Records for the task:
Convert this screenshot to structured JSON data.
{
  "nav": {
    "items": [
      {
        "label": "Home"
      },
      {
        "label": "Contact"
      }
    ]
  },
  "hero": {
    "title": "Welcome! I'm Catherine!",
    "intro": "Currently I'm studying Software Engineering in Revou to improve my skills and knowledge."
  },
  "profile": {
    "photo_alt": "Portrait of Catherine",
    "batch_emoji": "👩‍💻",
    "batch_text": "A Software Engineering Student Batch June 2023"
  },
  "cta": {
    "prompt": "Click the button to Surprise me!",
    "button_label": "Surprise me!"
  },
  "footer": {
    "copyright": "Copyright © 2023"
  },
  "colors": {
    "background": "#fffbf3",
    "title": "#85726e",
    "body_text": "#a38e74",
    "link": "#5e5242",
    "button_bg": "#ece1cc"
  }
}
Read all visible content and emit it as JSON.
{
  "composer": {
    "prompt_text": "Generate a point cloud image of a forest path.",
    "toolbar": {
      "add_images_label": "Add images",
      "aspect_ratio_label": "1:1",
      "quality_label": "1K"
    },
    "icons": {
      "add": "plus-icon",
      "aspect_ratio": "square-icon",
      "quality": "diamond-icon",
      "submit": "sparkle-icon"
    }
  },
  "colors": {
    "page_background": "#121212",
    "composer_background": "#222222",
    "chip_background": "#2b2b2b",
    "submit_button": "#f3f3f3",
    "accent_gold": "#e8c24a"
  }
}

Stated problem: Return the listing above in full, character for character.

Written solution:
Convert this screenshot to structured JSON data.
{
  "nav": {
    "items": [
      {
        "label": "Home"
      },
      {
        "label": "Contact"
      }
    ]
  },
  "hero": {
    "title": "Welcome! I'm Catherine!",
    "intro": "Currently I'm studying Software Engineering in Revou to improve my skills and knowledge."
  },
  "profile": {
    "photo_alt": "Portrait of Catherine",
    "batch_emoji": "👩‍💻",
    "batch_text": "A Software Engineering Student Batch June 2023"
  },
  "cta": {
    "prompt": "Click the button to Surprise me!",
    "button_label": "Surprise me!"
  },
  "footer": {
    "copyright": "Copyright © 2023"
  },
  "colors": {
    "background": "#fffbf3",
    "title": "#85726e",
    "body_text": "#a38e74",
    "link": "#5e5242",
    "button_bg": "#ece1cc"
  }
}
Read all visible content and emit it as JSON.
{
  "composer": {
    "prompt_text": "Generate a point cloud image of a forest path.",
    "toolbar": {
      "add_images_label": "Add images",
      "aspect_ratio_label": "1:1",
      "quality_label": "1K"
    },
    "icons": {
      "add": "plus-icon",
      "aspect_ratio": "square-icon",
      "quality": "diamond-icon",
      "submit": "sparkle-icon"
    }
  },
  "colors": {
    "page_background": "#121212",
    "composer_background": "#222222",
    "chip_background": "#2b2b2b",
    "submit_button": "#f3f3f3",
    "accent_gold": "#e8c24a"
  }
}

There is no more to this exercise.